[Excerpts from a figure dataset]

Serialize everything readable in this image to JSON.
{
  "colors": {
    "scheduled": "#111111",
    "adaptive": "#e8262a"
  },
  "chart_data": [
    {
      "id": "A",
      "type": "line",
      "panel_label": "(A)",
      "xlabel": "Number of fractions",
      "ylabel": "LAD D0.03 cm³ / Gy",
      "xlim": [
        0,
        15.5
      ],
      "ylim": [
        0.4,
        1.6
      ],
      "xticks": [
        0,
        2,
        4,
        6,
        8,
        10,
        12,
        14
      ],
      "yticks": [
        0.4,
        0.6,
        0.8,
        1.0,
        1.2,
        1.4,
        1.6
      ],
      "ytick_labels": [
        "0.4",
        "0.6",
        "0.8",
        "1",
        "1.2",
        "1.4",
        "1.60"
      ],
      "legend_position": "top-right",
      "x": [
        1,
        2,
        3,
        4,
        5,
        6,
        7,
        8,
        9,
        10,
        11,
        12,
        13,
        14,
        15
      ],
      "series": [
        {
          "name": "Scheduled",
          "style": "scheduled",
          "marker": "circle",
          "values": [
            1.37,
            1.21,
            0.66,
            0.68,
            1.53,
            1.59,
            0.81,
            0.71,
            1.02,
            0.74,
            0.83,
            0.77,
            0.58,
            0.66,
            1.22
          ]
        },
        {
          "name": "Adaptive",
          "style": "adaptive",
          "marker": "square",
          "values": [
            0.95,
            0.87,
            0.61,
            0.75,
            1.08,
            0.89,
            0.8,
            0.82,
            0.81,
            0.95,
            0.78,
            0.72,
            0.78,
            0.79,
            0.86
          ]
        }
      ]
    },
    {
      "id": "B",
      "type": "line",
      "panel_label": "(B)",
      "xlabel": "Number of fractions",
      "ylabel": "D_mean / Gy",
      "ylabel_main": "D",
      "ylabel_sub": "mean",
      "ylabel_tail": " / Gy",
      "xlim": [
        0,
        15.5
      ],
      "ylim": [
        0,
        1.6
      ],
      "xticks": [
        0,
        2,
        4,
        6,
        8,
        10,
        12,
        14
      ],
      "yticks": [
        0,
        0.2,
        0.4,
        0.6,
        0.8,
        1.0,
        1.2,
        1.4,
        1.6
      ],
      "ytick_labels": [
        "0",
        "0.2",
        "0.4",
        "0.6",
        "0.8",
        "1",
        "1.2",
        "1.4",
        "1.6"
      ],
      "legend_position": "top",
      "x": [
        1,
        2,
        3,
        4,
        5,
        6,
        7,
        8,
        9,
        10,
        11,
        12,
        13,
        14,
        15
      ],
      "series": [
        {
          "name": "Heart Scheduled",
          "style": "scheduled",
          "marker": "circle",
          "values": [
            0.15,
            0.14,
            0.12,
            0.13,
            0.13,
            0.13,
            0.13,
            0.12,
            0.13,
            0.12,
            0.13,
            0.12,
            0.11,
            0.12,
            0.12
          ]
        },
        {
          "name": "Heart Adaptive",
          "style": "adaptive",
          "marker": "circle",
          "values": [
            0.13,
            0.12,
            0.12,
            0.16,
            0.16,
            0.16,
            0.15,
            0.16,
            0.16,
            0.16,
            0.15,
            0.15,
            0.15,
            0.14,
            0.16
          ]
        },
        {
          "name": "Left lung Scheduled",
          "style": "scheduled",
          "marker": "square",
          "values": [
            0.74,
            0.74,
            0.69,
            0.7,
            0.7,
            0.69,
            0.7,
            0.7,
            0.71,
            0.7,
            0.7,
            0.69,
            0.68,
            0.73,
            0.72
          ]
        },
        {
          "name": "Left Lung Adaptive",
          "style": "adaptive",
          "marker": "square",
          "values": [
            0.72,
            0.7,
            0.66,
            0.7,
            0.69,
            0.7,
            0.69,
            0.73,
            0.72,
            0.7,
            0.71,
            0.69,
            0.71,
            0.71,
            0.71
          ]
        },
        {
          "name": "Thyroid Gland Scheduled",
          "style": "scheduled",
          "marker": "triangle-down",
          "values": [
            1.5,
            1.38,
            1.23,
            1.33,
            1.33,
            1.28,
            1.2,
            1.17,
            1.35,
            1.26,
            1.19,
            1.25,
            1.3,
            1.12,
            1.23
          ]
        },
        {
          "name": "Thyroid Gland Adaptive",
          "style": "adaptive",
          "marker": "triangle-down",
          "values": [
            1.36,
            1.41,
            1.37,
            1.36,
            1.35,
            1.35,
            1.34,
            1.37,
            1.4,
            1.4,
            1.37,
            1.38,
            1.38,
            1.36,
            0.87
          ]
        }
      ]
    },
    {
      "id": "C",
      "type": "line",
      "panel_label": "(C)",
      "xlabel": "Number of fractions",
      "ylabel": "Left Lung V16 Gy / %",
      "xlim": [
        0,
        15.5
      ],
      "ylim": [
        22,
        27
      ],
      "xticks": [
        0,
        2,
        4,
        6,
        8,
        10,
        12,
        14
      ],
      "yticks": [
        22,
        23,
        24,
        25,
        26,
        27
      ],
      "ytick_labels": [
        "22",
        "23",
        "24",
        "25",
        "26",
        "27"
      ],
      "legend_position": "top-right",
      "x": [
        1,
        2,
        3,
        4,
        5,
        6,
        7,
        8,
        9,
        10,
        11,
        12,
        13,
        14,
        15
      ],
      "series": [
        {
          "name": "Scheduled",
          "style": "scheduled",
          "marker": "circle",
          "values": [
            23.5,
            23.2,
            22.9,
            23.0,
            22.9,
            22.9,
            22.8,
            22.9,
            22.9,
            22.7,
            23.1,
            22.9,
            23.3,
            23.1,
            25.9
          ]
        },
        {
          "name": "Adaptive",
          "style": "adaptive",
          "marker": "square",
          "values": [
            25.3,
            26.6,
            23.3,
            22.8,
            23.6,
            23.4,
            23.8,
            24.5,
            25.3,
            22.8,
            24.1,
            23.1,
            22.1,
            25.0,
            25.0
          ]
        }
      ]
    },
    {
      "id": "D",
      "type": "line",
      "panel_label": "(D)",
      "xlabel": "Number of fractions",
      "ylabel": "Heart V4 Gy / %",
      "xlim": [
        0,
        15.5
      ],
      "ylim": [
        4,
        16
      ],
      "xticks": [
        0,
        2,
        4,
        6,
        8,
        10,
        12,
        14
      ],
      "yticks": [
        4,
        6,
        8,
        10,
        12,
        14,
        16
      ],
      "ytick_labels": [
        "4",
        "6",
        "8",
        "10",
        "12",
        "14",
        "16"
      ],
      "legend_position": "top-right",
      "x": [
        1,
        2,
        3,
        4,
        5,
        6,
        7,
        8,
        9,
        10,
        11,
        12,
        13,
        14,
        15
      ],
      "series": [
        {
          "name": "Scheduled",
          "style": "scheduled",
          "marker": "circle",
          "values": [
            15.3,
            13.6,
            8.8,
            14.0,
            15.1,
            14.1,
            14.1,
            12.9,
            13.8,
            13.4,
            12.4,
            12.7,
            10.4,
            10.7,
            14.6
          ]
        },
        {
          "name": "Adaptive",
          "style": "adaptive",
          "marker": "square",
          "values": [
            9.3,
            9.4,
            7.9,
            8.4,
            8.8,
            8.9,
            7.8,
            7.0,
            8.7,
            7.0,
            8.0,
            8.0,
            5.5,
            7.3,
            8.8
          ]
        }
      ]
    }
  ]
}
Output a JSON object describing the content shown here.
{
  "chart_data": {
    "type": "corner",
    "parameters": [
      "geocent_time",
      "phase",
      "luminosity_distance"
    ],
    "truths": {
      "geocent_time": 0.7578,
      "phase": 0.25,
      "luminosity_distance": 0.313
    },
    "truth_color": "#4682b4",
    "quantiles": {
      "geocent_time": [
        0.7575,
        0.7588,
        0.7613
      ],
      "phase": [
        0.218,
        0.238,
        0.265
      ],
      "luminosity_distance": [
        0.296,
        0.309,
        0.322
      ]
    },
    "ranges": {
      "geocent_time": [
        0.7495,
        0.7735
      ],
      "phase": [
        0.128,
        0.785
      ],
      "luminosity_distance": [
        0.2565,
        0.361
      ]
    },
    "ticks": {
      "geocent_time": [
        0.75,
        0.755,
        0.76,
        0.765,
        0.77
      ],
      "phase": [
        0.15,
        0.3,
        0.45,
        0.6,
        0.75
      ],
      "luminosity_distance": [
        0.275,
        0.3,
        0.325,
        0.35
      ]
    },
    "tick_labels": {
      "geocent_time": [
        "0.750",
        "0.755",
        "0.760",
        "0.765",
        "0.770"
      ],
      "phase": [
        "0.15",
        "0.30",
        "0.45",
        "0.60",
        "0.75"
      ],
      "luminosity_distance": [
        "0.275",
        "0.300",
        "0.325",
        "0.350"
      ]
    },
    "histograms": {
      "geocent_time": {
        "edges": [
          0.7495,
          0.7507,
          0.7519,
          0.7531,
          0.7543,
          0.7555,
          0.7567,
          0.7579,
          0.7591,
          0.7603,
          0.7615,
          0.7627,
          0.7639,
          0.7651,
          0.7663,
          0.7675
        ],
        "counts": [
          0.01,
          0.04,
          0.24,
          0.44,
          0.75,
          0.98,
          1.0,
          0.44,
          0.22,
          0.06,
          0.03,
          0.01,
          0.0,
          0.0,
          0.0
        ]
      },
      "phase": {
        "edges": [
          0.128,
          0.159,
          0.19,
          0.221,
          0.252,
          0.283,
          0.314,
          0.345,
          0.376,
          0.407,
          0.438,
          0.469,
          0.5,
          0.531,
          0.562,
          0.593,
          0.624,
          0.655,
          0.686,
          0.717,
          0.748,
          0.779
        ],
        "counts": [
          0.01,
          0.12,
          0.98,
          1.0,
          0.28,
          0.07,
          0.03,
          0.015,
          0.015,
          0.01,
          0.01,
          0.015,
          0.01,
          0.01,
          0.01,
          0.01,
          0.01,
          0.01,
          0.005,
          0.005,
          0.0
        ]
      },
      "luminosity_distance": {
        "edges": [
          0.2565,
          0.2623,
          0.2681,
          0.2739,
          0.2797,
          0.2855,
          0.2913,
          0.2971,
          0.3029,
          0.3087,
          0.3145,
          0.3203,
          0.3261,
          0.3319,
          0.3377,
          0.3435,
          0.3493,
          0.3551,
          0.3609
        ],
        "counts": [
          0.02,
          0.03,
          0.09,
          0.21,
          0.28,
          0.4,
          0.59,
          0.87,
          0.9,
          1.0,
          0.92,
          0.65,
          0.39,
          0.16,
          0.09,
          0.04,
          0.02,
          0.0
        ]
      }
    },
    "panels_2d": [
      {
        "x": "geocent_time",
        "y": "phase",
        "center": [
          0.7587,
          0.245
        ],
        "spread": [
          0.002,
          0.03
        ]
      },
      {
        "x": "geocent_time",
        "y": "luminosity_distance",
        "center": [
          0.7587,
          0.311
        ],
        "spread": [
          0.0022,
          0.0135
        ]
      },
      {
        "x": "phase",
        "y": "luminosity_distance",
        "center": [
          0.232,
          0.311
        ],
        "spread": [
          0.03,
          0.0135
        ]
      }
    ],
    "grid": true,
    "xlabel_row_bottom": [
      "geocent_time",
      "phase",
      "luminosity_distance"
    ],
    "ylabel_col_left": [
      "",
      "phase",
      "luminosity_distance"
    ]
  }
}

---

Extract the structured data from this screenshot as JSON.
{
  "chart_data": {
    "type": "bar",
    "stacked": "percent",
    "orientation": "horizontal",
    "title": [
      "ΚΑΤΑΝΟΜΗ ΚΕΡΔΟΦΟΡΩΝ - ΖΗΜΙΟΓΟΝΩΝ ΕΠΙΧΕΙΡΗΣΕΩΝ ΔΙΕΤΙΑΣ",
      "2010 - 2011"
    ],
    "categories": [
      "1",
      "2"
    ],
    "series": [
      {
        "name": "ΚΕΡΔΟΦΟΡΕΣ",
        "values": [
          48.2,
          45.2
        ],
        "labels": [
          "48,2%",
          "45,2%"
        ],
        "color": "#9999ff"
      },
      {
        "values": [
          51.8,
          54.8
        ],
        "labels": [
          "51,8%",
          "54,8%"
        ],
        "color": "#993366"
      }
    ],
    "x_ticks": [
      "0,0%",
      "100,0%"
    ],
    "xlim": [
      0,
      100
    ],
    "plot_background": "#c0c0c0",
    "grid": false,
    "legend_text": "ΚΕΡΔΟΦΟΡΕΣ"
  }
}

SHORT TASK: Select, from the listing, all lines that include the word "JSON".

OUTPUT BELOW:
Serialize everything readable in this image to JSON.
Output a JSON object describing the content shown here.
Extract the structured data from this screenshot as JSON.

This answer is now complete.